Los bohemios del Village reposan el guayabo bíblico, utilizando la edición dominical del New York Times, que pesa tres kilos

Semana
9 de mayo de 1988

Es domingo y hace mucho sol, pero sopla una brisa helada que arrastra las últimas hojas podridas del invierno. En Nueva York el viento frío tiene un aroma inconfundible de aire acondicionado. Los ancianos emigrantes rusos, con sus gorros calados hasta las orejas, juegan ajedrez en el parque.
Todo es descomunal y asombroso en esta ciudad fascinante revuelta y loca. Se sienta uno a almorzar un plato de queso en el restaurante de las torres gemelas y ve pasar, frente a la ventana, las nubes que viajan a cien pisos del suelo. No sería extraño que el día menos pensado el ala de un avión salpicara la sopa de los comensales. O que un ángel extraviado entre la niebla se rompiera el halo contra la espalda del músico vestido de negro que toca el piano.
En los almacenes de la Quinta Avenida la gente compra zapatos por computador al lado de un palestino que vende tortas de falafel en una hornilla portátil. Los turistas japoneses, que tienen los ojos estrechos de tanto tomar fotografías, compran todo lo que les quieran vender, desde un edificio del siglo pasado hasta un teléfono de madera tallado por artesanos de Haití.
El parquecito del Village, en cambio, es un poema en medio de esa selva de hierro y cemento. Basta con cruzar media docena de calles para que uno se sienta en otro mundo, más alla de los bancos y las tiendas, en una rebelión de la naturaleza contra el rascacielos, rodeado por artistas harapientos que pintan sus cuadros en la mitad de la calle.

● Filas
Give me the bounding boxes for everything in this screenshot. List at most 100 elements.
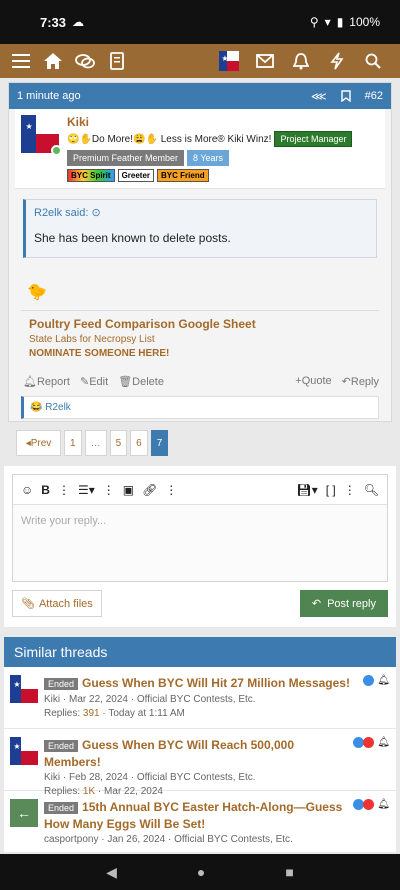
love-icon [363, 737, 375, 748]
more-icon[interactable]: ⋮ [103, 483, 115, 497]
emoji-icon[interactable]: ☺ [21, 483, 33, 497]
share-icon[interactable]: ⋘ [311, 90, 327, 103]
signature-block: Poultry Feed Comparison Google Sheet Sta… [21, 310, 379, 365]
page-link[interactable]: 5 [109, 430, 128, 456]
delete-button[interactable]: 🗑︎Delete [118, 375, 164, 388]
thread-title[interactable]: Guess When BYC Will Hit 27 Million Messa… [82, 676, 350, 690]
replies-label: Replies: [44, 708, 81, 719]
signature-link-3[interactable]: NOMINATE SOMEONE HERE! [29, 348, 371, 359]
thread-forum[interactable]: Official BYC Contests, Etc. [174, 834, 293, 845]
more-icon[interactable]: ⋮ [58, 483, 70, 497]
thread-item[interactable]: EndedGuess When BYC Will Hit 27 Million … [4, 667, 396, 729]
member-title-badge: Premium Feather Member [67, 150, 185, 166]
home-circle-icon[interactable]: ● [197, 864, 205, 880]
quote-button[interactable]: +Quote [295, 375, 331, 388]
last-post-time[interactable]: Today at 1:11 AM [108, 708, 185, 719]
bell-icon[interactable]: 🔔︎ [377, 737, 390, 748]
byc-spirit-badge: BYC Spirit [67, 169, 115, 182]
post-header: 1 minute ago ⋘ #62 [9, 83, 391, 109]
forums-icon[interactable] [72, 48, 98, 74]
love-icon [363, 799, 375, 810]
user-avatar[interactable] [216, 48, 242, 74]
edit-button[interactable]: ✎Edit [80, 375, 108, 388]
list-icon[interactable]: ☰▾ [78, 483, 95, 497]
reply-button[interactable]: ↶Reply [342, 375, 379, 388]
back-icon[interactable]: ◀ [106, 864, 117, 881]
save-draft-icon[interactable]: 💾︎▾ [296, 483, 317, 497]
home-icon[interactable] [40, 48, 66, 74]
quote-author[interactable]: R2elk said: [34, 207, 88, 219]
author-avatar[interactable] [21, 115, 62, 156]
articles-icon[interactable] [104, 48, 130, 74]
current-page[interactable]: 7 [150, 430, 169, 456]
ended-label: Ended [44, 740, 79, 752]
post-number[interactable]: #62 [365, 90, 383, 102]
editor-toolbar: ☺ B ⋮ ☰▾ ⋮ ▣ 🔗︎ ⋮ 💾︎▾ [ ] ⋮ 🔍︎ [13, 475, 387, 505]
author-name[interactable]: Kiki [67, 115, 352, 129]
quote-body: She has been known to delete posts. [34, 231, 231, 245]
post-actions: 🔔︎Report ✎Edit 🗑︎Delete +Quote ↶Reply [9, 365, 391, 388]
thread-title[interactable]: Guess When BYC Will Reach 500,000 Member… [44, 738, 294, 769]
more-icon[interactable]: ⋮ [344, 483, 356, 497]
prev-page-button[interactable]: ◂ Prev [16, 430, 61, 456]
ended-label: Ended [44, 678, 79, 690]
thread-date: Mar 22, 2024 [69, 694, 128, 705]
byc-friend-badge: BYC Friend [157, 169, 209, 182]
thread-author[interactable]: Kiki [44, 694, 60, 705]
thread-avatar[interactable]: ← [10, 799, 38, 827]
signature-link-1[interactable]: Poultry Feed Comparison Google Sheet [29, 317, 371, 331]
reply-editor: ☺ B ⋮ ☰▾ ⋮ ▣ 🔗︎ ⋮ 💾︎▾ [ ] ⋮ 🔍︎ Write you… [4, 466, 396, 627]
thread-title[interactable]: 15th Annual BYC Easter Hatch-Along—Guess… [44, 800, 342, 831]
status-bar: 7:33 ☁ ⚲ ▾ ▮ 100% [0, 0, 400, 44]
thread-avatar[interactable] [10, 737, 38, 765]
bold-icon[interactable]: B [41, 483, 50, 497]
menu-icon[interactable] [8, 48, 34, 74]
post-timestamp[interactable]: 1 minute ago [17, 90, 81, 102]
bbcode-icon[interactable]: [ ] [326, 483, 336, 497]
bell-icon[interactable]: 🔔︎ [377, 675, 390, 686]
bell-icon[interactable] [288, 48, 314, 74]
report-button[interactable]: 🔔︎Report [23, 375, 70, 388]
chick-emoji-icon: 🐤 [27, 284, 47, 301]
expand-up-icon[interactable]: ⊙ [91, 207, 100, 219]
thread-forum[interactable]: Official BYC Contests, Etc. [137, 772, 256, 783]
thread-date: Jan 26, 2024 [107, 834, 166, 845]
preview-icon[interactable]: 🔍︎ [364, 483, 379, 497]
signature-link-2[interactable]: State Labs for Necropsy List [29, 334, 371, 345]
similar-threads: Similar threads EndedGuess When BYC Will… [4, 637, 396, 853]
last-post-time[interactable]: Mar 22, 2024 [104, 786, 163, 797]
mail-icon[interactable] [252, 48, 278, 74]
wifi-icon: ▾ [324, 15, 331, 29]
link-icon[interactable]: 🔗︎ [142, 483, 157, 497]
role-badge: Project Manager [274, 131, 353, 147]
system-nav-bar: ◀ ● ■ [0, 854, 400, 890]
thread-author[interactable]: Kiki [44, 772, 60, 783]
thread-author[interactable]: casportpony [44, 834, 98, 845]
reaction-user[interactable]: R2elk [45, 402, 71, 413]
reactions-bar[interactable]: 😂 R2elk [21, 396, 379, 419]
image-icon[interactable]: ▣ [123, 483, 134, 497]
thread-forum[interactable]: Official BYC Contests, Etc. [137, 694, 256, 705]
reply-textarea[interactable]: Write your reply... [13, 505, 387, 581]
search-icon[interactable] [360, 48, 386, 74]
bookmark-icon[interactable] [340, 90, 351, 102]
bolt-icon[interactable] [324, 48, 350, 74]
attach-files-button[interactable]: 📎︎ Attach files [12, 590, 102, 617]
bell-icon[interactable]: 🔔︎ [377, 799, 390, 810]
replies-label: Replies: [44, 786, 81, 797]
page-link[interactable]: 1 [64, 430, 82, 456]
battery-icon: ▮ [336, 15, 344, 29]
recents-icon[interactable]: ■ [285, 864, 293, 880]
battery-level: 100% [349, 15, 380, 29]
thread-item[interactable]: ← Ended 15th Annual BYC Easter Hatch-Alon… [4, 791, 396, 853]
page-link[interactable]: 6 [130, 430, 148, 456]
more-icon[interactable]: ⋮ [165, 483, 177, 497]
similar-threads-heading: Similar threads [4, 637, 396, 667]
post-reply-button[interactable]: ↶ Post reply [299, 590, 388, 617]
replies-count: 391 [82, 708, 100, 719]
quote-block: R2elk said: ⊙ She has been known to dele… [23, 199, 377, 258]
thread-item[interactable]: EndedGuess When BYC Will Reach 500,000 M… [4, 729, 396, 797]
quote-header[interactable]: R2elk said: ⊙ [26, 200, 376, 225]
page-ellipsis[interactable]: … [84, 430, 107, 456]
thread-avatar[interactable] [10, 675, 38, 703]
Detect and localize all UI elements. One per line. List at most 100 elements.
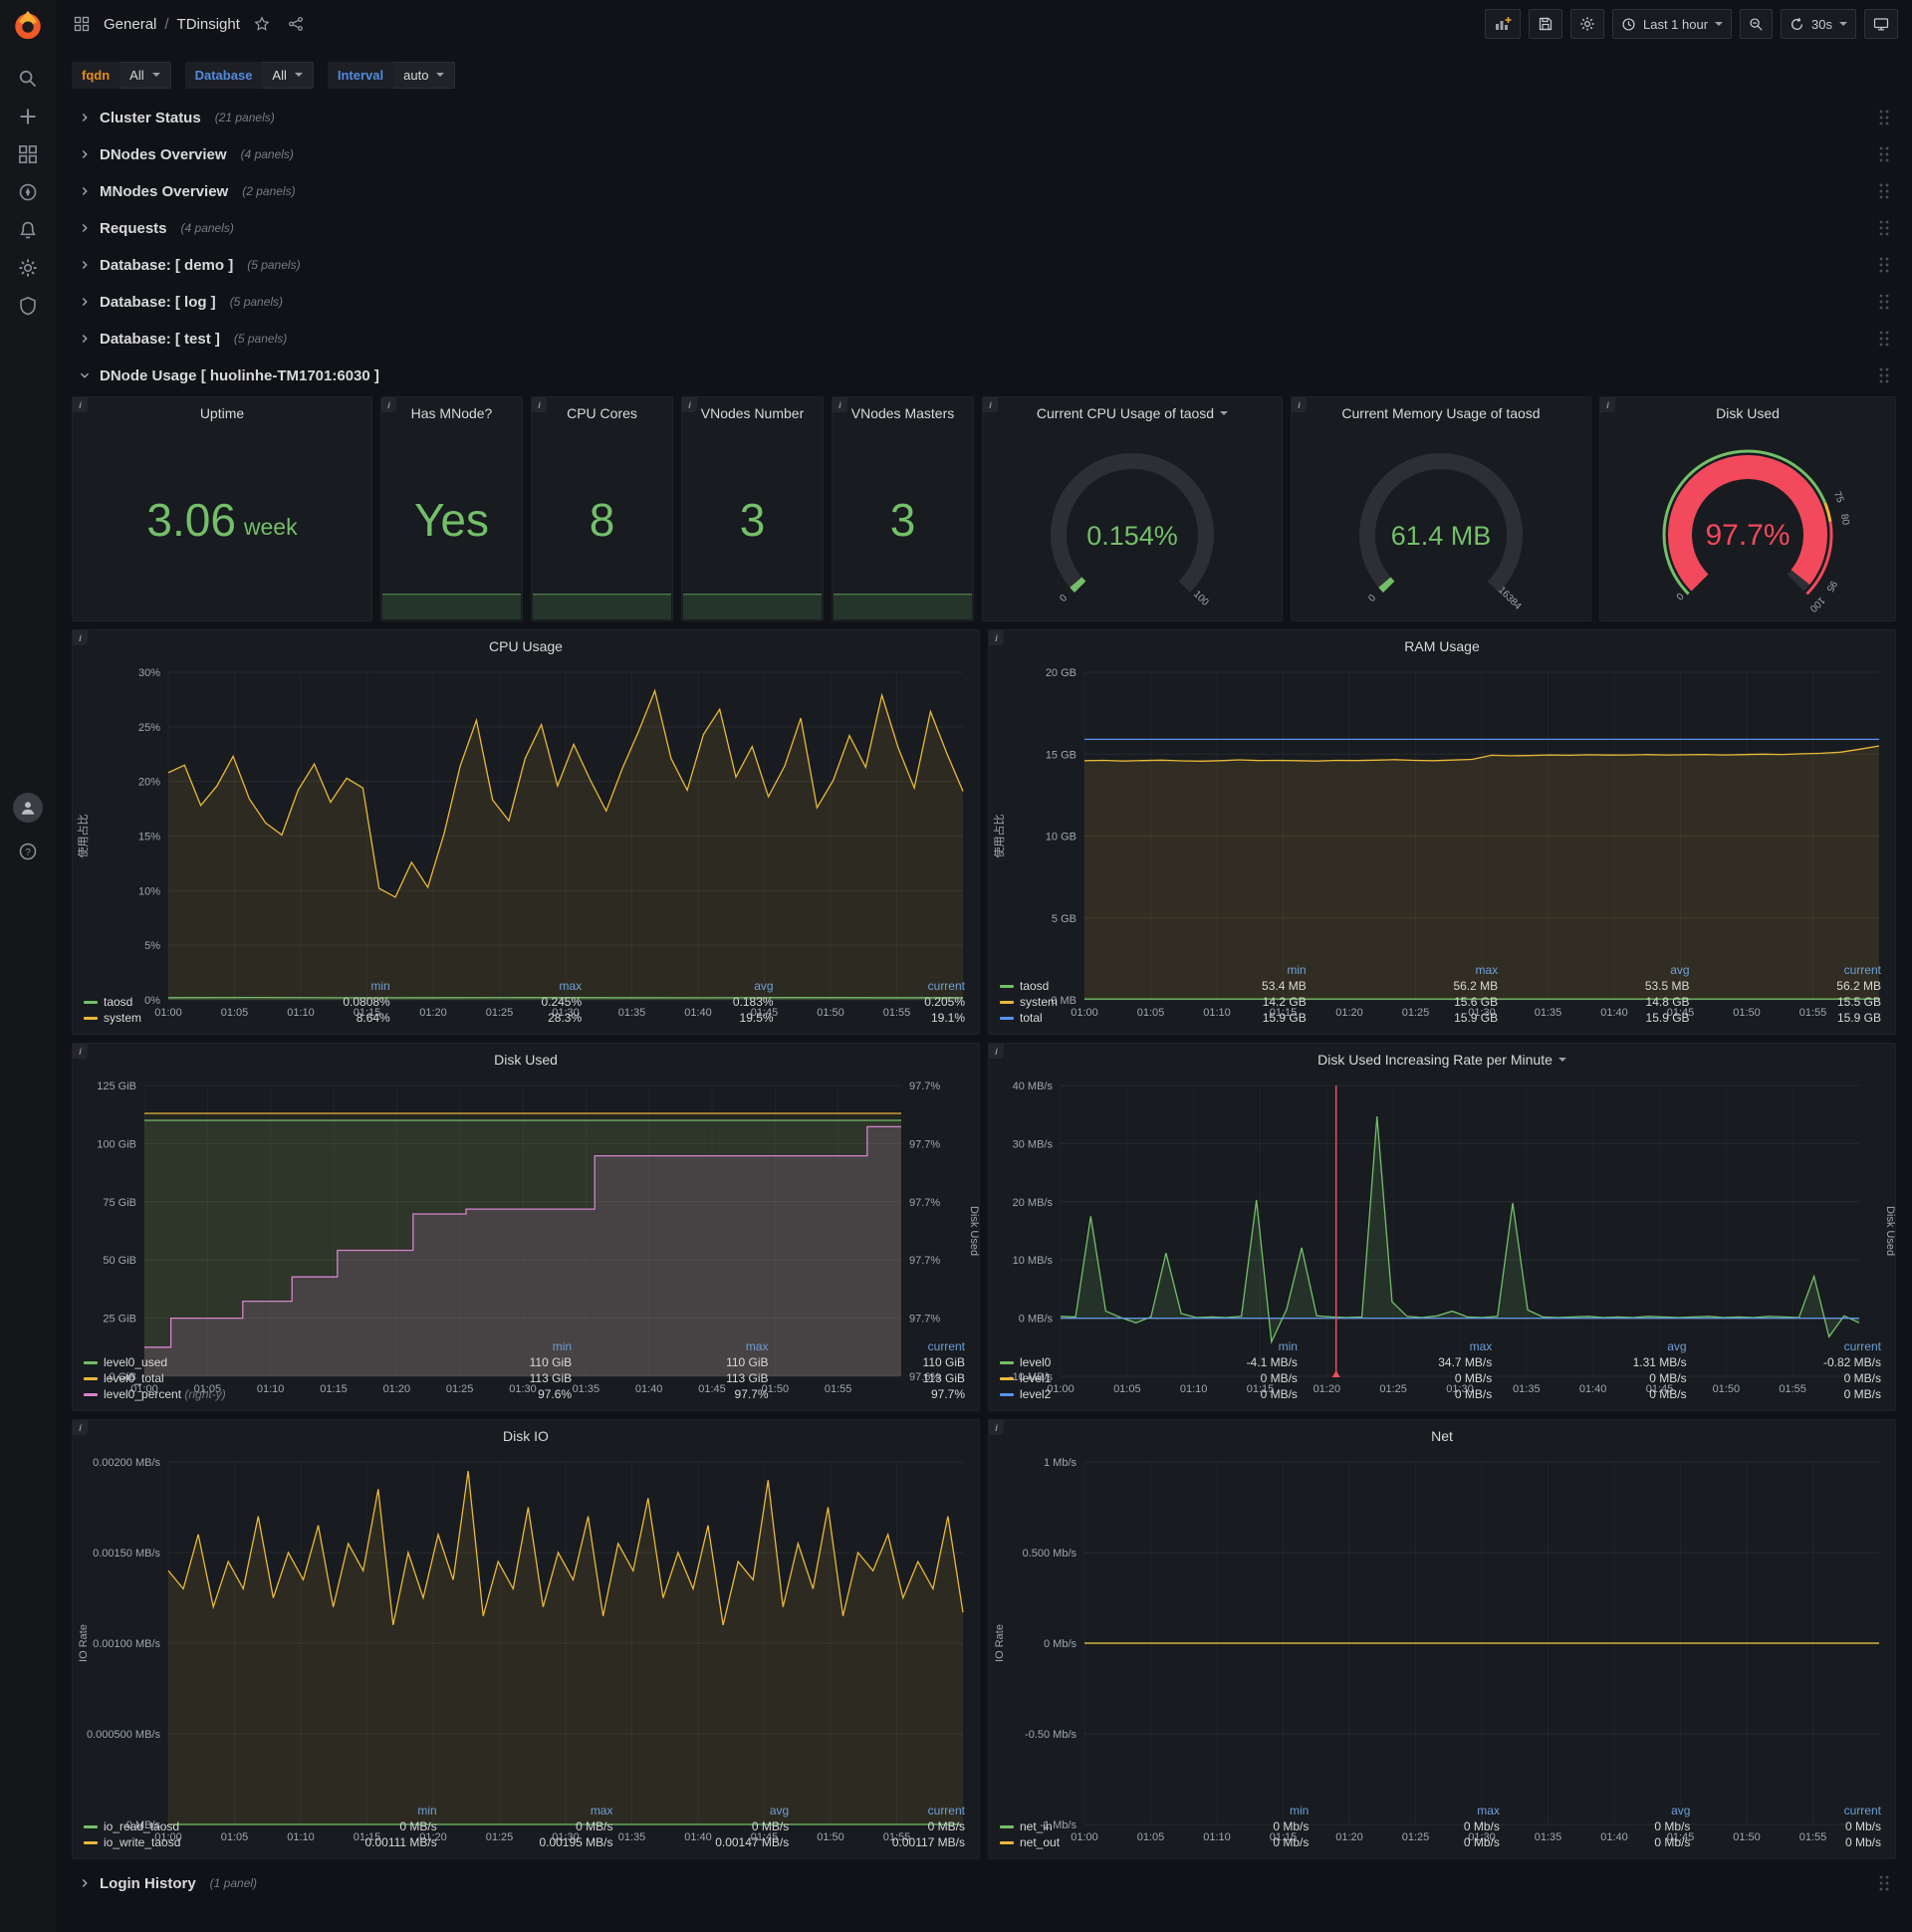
panel-title[interactable]: Disk Used (1716, 405, 1780, 421)
legend-series-system[interactable]: system (999, 994, 1118, 1010)
panel-info-icon[interactable]: i (682, 397, 697, 412)
legend-series-net_out[interactable]: net_out (999, 1834, 1122, 1850)
chart-plot[interactable]: 20 GB 15 GB 10 GB 5 GB 0 MB 01:00 01:05 01:10 01… (989, 662, 1895, 1019)
share-icon[interactable] (284, 12, 308, 36)
explore-compass-icon[interactable] (8, 173, 48, 211)
legend-series-level0_total[interactable]: level0_total (83, 1370, 379, 1386)
legend-column-current[interactable]: current (1694, 962, 1885, 978)
legend-series-net_in[interactable]: net_in (999, 1818, 1122, 1834)
legend-column-avg[interactable]: avg (1504, 1803, 1695, 1818)
refresh-button[interactable]: 30s (1781, 9, 1856, 39)
filter-value-interval[interactable]: auto (393, 61, 456, 89)
panel-title[interactable]: VNodes Number (701, 405, 805, 421)
legend-column-min[interactable]: min (202, 978, 393, 994)
panel-title[interactable]: Uptime (200, 405, 244, 421)
row-drag-handle[interactable] (1878, 1874, 1890, 1892)
panel-info-icon[interactable]: i (532, 397, 547, 412)
panel-title[interactable]: RAM Usage (1404, 638, 1479, 654)
panel-title[interactable]: Disk Used (494, 1052, 558, 1068)
panel-title[interactable]: CPU Usage (489, 638, 563, 654)
legend-column-current[interactable]: current (1691, 1338, 1885, 1354)
panel-info-icon[interactable]: i (989, 630, 1004, 645)
legend-column-current[interactable]: current (793, 1803, 969, 1818)
legend-column-max[interactable]: max (1302, 1338, 1496, 1354)
legend-column-min[interactable]: min (265, 1803, 441, 1818)
legend-column-max[interactable]: max (394, 978, 586, 994)
panel-title[interactable]: Current Memory Usage of taosd (1341, 405, 1540, 421)
row-drag-handle[interactable] (1878, 293, 1890, 311)
legend-column-min[interactable]: min (1107, 1338, 1302, 1354)
page-title[interactable]: TDinsight (177, 16, 240, 33)
row-drag-handle[interactable] (1878, 330, 1890, 348)
legend-series-level2[interactable]: level2 (999, 1386, 1107, 1402)
star-icon[interactable] (250, 12, 274, 36)
legend-series-system[interactable]: system (83, 1010, 202, 1026)
panel-info-icon[interactable]: i (73, 1044, 88, 1059)
panel-info-icon[interactable]: i (989, 1044, 1004, 1059)
row-cluster-status[interactable]: Cluster Status (21 panels) (72, 102, 1896, 133)
panel-info-icon[interactable]: i (983, 397, 998, 412)
panel-title[interactable]: VNodes Masters (851, 405, 954, 421)
legend-column-max[interactable]: max (576, 1338, 772, 1354)
row-drag-handle[interactable] (1878, 109, 1890, 126)
panel-info-icon[interactable]: i (1292, 397, 1307, 412)
panel-title[interactable]: Net (1431, 1428, 1453, 1444)
row-drag-handle[interactable] (1878, 256, 1890, 274)
dashboard-grid-icon[interactable] (70, 12, 94, 36)
dashboard-settings-button[interactable] (1569, 9, 1604, 39)
legend-column-max[interactable]: max (441, 1803, 617, 1818)
row-drag-handle[interactable] (1878, 219, 1890, 237)
row-drag-handle[interactable] (1878, 366, 1890, 384)
legend-series-total[interactable]: total (999, 1010, 1118, 1026)
grafana-logo-icon[interactable] (11, 8, 45, 42)
alerting-bell-icon[interactable] (8, 211, 48, 249)
help-icon[interactable]: ? (8, 833, 48, 870)
row-dnodes-overview[interactable]: DNodes Overview (4 panels) (72, 138, 1896, 170)
row-dnode-usage[interactable]: DNode Usage [ huolinhe-TM1701:6030 ] (72, 360, 1896, 391)
row-mnodes-overview[interactable]: MNodes Overview (2 panels) (72, 175, 1896, 207)
legend-column-max[interactable]: max (1313, 1803, 1504, 1818)
legend-series-level1[interactable]: level1 (999, 1370, 1107, 1386)
legend-series-io_write_taosd[interactable]: io_write_taosd (83, 1834, 265, 1850)
legend-series-taosd[interactable]: taosd (83, 994, 202, 1010)
panel-info-icon[interactable]: i (73, 1420, 88, 1435)
breadcrumb-section[interactable]: General (104, 16, 156, 33)
panel-info-icon[interactable]: i (73, 630, 88, 645)
row-database-demo[interactable]: Database: [ demo ] (5 panels) (72, 249, 1896, 281)
dashboards-icon[interactable] (8, 135, 48, 173)
row-drag-handle[interactable] (1878, 182, 1890, 200)
legend-column-min[interactable]: min (1118, 962, 1310, 978)
legend-column-current[interactable]: current (1694, 1803, 1885, 1818)
panel-title[interactable]: Disk IO (503, 1428, 549, 1444)
configuration-gear-icon[interactable] (8, 249, 48, 287)
chart-plot[interactable]: 30% 25% 20% 15% 10% 5% 0% 01:00 01:05 01:10 01:15 0… (73, 662, 979, 1019)
chart-plot[interactable]: 0.00200 MB/s 0.00150 MB/s 0.00100 MB/s 0.00… (73, 1452, 979, 1843)
user-avatar[interactable] (13, 793, 43, 823)
tv-mode-button[interactable] (1864, 9, 1898, 39)
row-drag-handle[interactable] (1878, 145, 1890, 163)
panel-title[interactable]: Has MNode? (411, 405, 493, 421)
panel-info-icon[interactable]: i (833, 397, 847, 412)
panel-info-icon[interactable]: i (381, 397, 396, 412)
panel-title[interactable]: CPU Cores (567, 405, 637, 421)
zoom-out-button[interactable] (1740, 9, 1774, 39)
save-dashboard-button[interactable] (1528, 9, 1562, 39)
legend-series-io_read_taosd[interactable]: io_read_taosd (83, 1818, 265, 1834)
panel-title[interactable]: Disk Used Increasing Rate per Minute (1317, 1052, 1553, 1068)
legend-column-avg[interactable]: avg (616, 1803, 793, 1818)
row-database-log[interactable]: Database: [ log ] (5 panels) (72, 286, 1896, 318)
panel-title[interactable]: Current CPU Usage of taosd (1037, 405, 1214, 421)
panel-info-icon[interactable]: i (73, 397, 88, 412)
legend-series-level0_percent[interactable]: level0_percent (right-y) (83, 1386, 379, 1402)
panel-info-icon[interactable]: i (989, 1420, 1004, 1435)
filter-value-database[interactable]: All (262, 61, 314, 89)
legend-column-avg[interactable]: avg (1502, 962, 1693, 978)
filter-value-fqdn[interactable]: All (120, 61, 171, 89)
row-requests[interactable]: Requests (4 panels) (72, 212, 1896, 244)
legend-column-current[interactable]: current (773, 1338, 969, 1354)
legend-column-avg[interactable]: avg (1496, 1338, 1690, 1354)
legend-series-level0[interactable]: level0 (999, 1354, 1107, 1370)
panel-info-icon[interactable]: i (1600, 397, 1615, 412)
legend-column-current[interactable]: current (778, 978, 969, 994)
add-panel-button[interactable] (1484, 9, 1521, 39)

● Ejercicios pendientes
**A)** Cita del texto sobre Nueva York el tramo que va desde "Los bohemios del" hasta "toca el piano.".
**B)** Escribe cómo sigue el texto sobre Nueva York después de su última oración.

● Resultados
**A)**
Los bohemios del Village reposan el guayabo bíblico, utilizando la edición dominical del New York Times, que pesa tres kilos

Semana
9 de mayo de 1988

Es domingo y hace mucho sol, pero sopla una brisa helada que arrastra las últimas hojas podridas del invierno. En Nueva York el viento frío tiene un aroma inconfundible de aire acondicionado. Los ancianos emigrantes rusos, con sus gorros calados hasta las orejas, juegan ajedrez en el parque.
Todo es descomunal y asombroso en esta ciudad fascinante revuelta y loca. Se sienta uno a almorzar un plato de queso en el restaurante de las torres gemelas y ve pasar, frente a la ventana, las nubes que viajan a cien pisos del suelo. No sería extraño que el día menos pensado el ala de un avión salpicara la sopa de los comensales. O que un ángel extraviado entre la niebla se rompiera el halo contra la espalda del músico vestido de negro que toca el piano.

**B)**
Saltimbanquis y maromeros hacen sus piruetas en medio de la indiferencia glacial de las palomas que los miran con desprecio. Los bohemios del Village reposan el guayabo bíblico de la noche del sabado durmiendo en los escanos y utilizando la edición dominical del New York Times, que pesa tres kilos y tiene unas excelentes propiedades de almohada.
Por estas mismas barriadas se paseaba García Lorca cuando escribió sus versos de poeta estremecido por la jungla americana de aluminio y pavimento. Ahora, en la quietud sedante del domingo, los negros cantan sus espirituales como si estuvieran murmurando. Un ciego rasga su bandola.
Al árbol, sobreviviente maltrecho del invierno, le quedo colgando una sola hoja, y parece un vestido con la etiqueta del precio. Hay parejas de novios haciendose achuchones. La gente bosteza y aclama al maromero. Un perro enorme levanta la pata contra la estatua de Jefferson y se orina placidamente sobre doscientos años de historia.
Va siendo ya la hora del almuerzo y de los restaurantes chinos sale una fragancia de repollos hervidos. Dos puertorriqueños intentan engañar a una señora ofreciendole una pulsera que parece de oro macizo. Las campanas de San Bartolomé llaman a misa de ramos.
Un loco de barbas pluviales y zapatones de payaso pasa hablando solo y luego se detiene en la esquina. Echa un discurso virulento contra Reagan, Gorbachov y las palomas. Después se rie y sigue su camino. A lo mejor el loco es uno. En Nueva York nunca se sabe.
Al mediodía se siente el tibio pegajoso de la amenaza de lluvia.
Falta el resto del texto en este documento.